* What to do *
Skip every image and restate the data word for word.

* Given entries *

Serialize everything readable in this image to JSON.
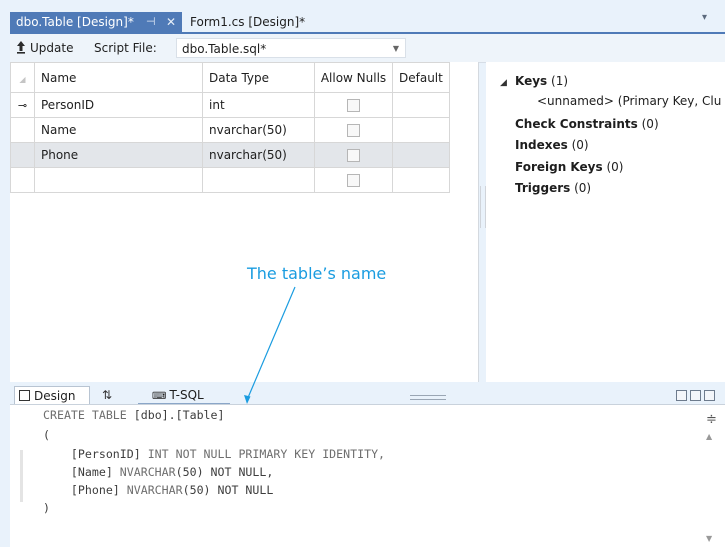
{
  "tabs": {
    "active": {
      "label": "dbo.Table [Design]*",
      "pin": "⊣",
      "close": "✕"
    },
    "inactive": {
      "label": "Form1.cs [Design]*"
    },
    "overflow": "▾"
  },
  "toolbar": {
    "update_label": "Update",
    "script_file_label": "Script File:",
    "script_file_value": "dbo.Table.sql*"
  },
  "grid": {
    "headers": [
      "Name",
      "Data Type",
      "Allow Nulls",
      "Default"
    ],
    "rows": [
      {
        "name": "PersonID",
        "type": "int",
        "allow_nulls": false,
        "primary_key": true
      },
      {
        "name": "Name",
        "type": "nvarchar(50)",
        "allow_nulls": false,
        "primary_key": false
      },
      {
        "name": "Phone",
        "type": "nvarchar(50)",
        "allow_nulls": false,
        "primary_key": false,
        "selected": true
      },
      {
        "name": "",
        "type": "",
        "allow_nulls": false,
        "primary_key": false
      }
    ]
  },
  "properties": {
    "keys_label": "Keys",
    "keys_count": "(1)",
    "keys_item": "<unnamed>  (Primary Key, Clu",
    "check_label": "Check Constraints",
    "check_count": "(0)",
    "indexes_label": "Indexes",
    "indexes_count": "(0)",
    "fk_label": "Foreign Keys",
    "fk_count": "(0)",
    "triggers_label": "Triggers",
    "triggers_count": "(0)"
  },
  "bottom_tabs": {
    "design": "Design",
    "swap": "⇅",
    "tsql": "T-SQL"
  },
  "editor": {
    "line1_kw": "CREATE TABLE ",
    "line1_rest": "[dbo].[Table]",
    "line2": "(",
    "line3_a": "    [PersonID] ",
    "line3_b": "INT NOT NULL PRIMARY KEY IDENTITY,",
    "line4_a": "    [Name] ",
    "line4_b": "NVARCHAR",
    "line4_c": "(50) NOT NULL,",
    "line5_a": "    [Phone] ",
    "line5_b": "NVARCHAR",
    "line5_c": "(50) NOT NULL",
    "line6": ")"
  },
  "annotation": "The table’s name"
}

* Result of this exercise *
Serialize everything readable in this image to JSON.
{
  "tabs": {
    "active": {
      "label": "dbo.Table [Design]*",
      "pin": "⊣",
      "close": "✕"
    },
    "inactive": {
      "label": "Form1.cs [Design]*"
    },
    "overflow": "▾"
  },
  "toolbar": {
    "update_label": "Update",
    "script_file_label": "Script File:",
    "script_file_value": "dbo.Table.sql*"
  },
  "grid": {
    "headers": [
      "Name",
      "Data Type",
      "Allow Nulls",
      "Default"
    ],
    "rows": [
      {
        "name": "PersonID",
        "type": "int",
        "allow_nulls": false,
        "primary_key": true
      },
      {
        "name": "Name",
        "type": "nvarchar(50)",
        "allow_nulls": false,
        "primary_key": false
      },
      {
        "name": "Phone",
        "type": "nvarchar(50)",
        "allow_nulls": false,
        "primary_key": false,
        "selected": true
      },
      {
        "name": "",
        "type": "",
        "allow_nulls": false,
        "primary_key": false
      }
    ]
  },
  "properties": {
    "keys_label": "Keys",
    "keys_count": "(1)",
    "keys_item": "<unnamed>  (Primary Key, Clu",
    "check_label": "Check Constraints",
    "check_count": "(0)",
    "indexes_label": "Indexes",
    "indexes_count": "(0)",
    "fk_label": "Foreign Keys",
    "fk_count": "(0)",
    "triggers_label": "Triggers",
    "triggers_count": "(0)"
  },
  "bottom_tabs": {
    "design": "Design",
    "swap": "⇅",
    "tsql": "T-SQL"
  },
  "editor": {
    "line1_kw": "CREATE TABLE ",
    "line1_rest": "[dbo].[Table]",
    "line2": "(",
    "line3_a": "    [PersonID] ",
    "line3_b": "INT NOT NULL PRIMARY KEY IDENTITY,",
    "line4_a": "    [Name] ",
    "line4_b": "NVARCHAR",
    "line4_c": "(50) NOT NULL,",
    "line5_a": "    [Phone] ",
    "line5_b": "NVARCHAR",
    "line5_c": "(50) NOT NULL",
    "line6": ")"
  },
  "annotation": "The table’s name"
}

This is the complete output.